● To be done: Repeat the lines that follow, leaving nothing out.

● Source material:

>>

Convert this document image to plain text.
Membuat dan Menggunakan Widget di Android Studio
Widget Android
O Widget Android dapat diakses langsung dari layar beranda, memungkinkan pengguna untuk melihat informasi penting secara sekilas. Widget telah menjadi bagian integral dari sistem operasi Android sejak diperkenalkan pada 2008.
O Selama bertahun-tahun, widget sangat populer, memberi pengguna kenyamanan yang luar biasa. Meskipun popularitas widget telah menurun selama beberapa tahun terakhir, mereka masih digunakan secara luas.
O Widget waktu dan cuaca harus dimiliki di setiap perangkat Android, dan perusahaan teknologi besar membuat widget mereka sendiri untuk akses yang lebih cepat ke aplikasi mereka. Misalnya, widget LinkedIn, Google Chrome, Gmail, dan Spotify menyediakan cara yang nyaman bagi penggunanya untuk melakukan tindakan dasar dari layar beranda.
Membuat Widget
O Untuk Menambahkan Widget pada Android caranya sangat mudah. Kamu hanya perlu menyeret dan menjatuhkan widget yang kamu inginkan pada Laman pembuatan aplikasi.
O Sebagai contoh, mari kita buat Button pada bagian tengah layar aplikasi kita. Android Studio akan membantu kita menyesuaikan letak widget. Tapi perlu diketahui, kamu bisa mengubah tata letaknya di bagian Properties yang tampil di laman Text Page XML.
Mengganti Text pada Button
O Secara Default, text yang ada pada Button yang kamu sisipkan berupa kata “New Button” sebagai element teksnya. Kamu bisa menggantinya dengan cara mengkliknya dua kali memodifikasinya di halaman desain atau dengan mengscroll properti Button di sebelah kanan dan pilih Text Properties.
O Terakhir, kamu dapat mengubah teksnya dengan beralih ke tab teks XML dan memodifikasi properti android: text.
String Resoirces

<<

● Final answer:
Convert this document image to plain text.
Membuat dan Menggunakan Widget di Android Studio
Widget Android
O Widget Android dapat diakses langsung dari layar beranda, memungkinkan pengguna untuk melihat informasi penting secara sekilas. Widget telah menjadi bagian integral dari sistem operasi Android sejak diperkenalkan pada 2008.
O Selama bertahun-tahun, widget sangat populer, memberi pengguna kenyamanan yang luar biasa. Meskipun popularitas widget telah menurun selama beberapa tahun terakhir, mereka masih digunakan secara luas.
O Widget waktu dan cuaca harus dimiliki di setiap perangkat Android, dan perusahaan teknologi besar membuat widget mereka sendiri untuk akses yang lebih cepat ke aplikasi mereka. Misalnya, widget LinkedIn, Google Chrome, Gmail, dan Spotify menyediakan cara yang nyaman bagi penggunanya untuk melakukan tindakan dasar dari layar beranda.
Membuat Widget
O Untuk Menambahkan Widget pada Android caranya sangat mudah. Kamu hanya perlu menyeret dan menjatuhkan widget yang kamu inginkan pada Laman pembuatan aplikasi.
O Sebagai contoh, mari kita buat Button pada bagian tengah layar aplikasi kita. Android Studio akan membantu kita menyesuaikan letak widget. Tapi perlu diketahui, kamu bisa mengubah tata letaknya di bagian Properties yang tampil di laman Text Page XML.
Mengganti Text pada Button
O Secara Default, text yang ada pada Button yang kamu sisipkan berupa kata “New Button” sebagai element teksnya. Kamu bisa menggantinya dengan cara mengkliknya dua kali memodifikasinya di halaman desain atau dengan mengscroll properti Button di sebelah kanan dan pilih Text Properties.
O Terakhir, kamu dapat mengubah teksnya dengan beralih ke tab teks XML dan memodifikasi properti android: text.
String Resoirces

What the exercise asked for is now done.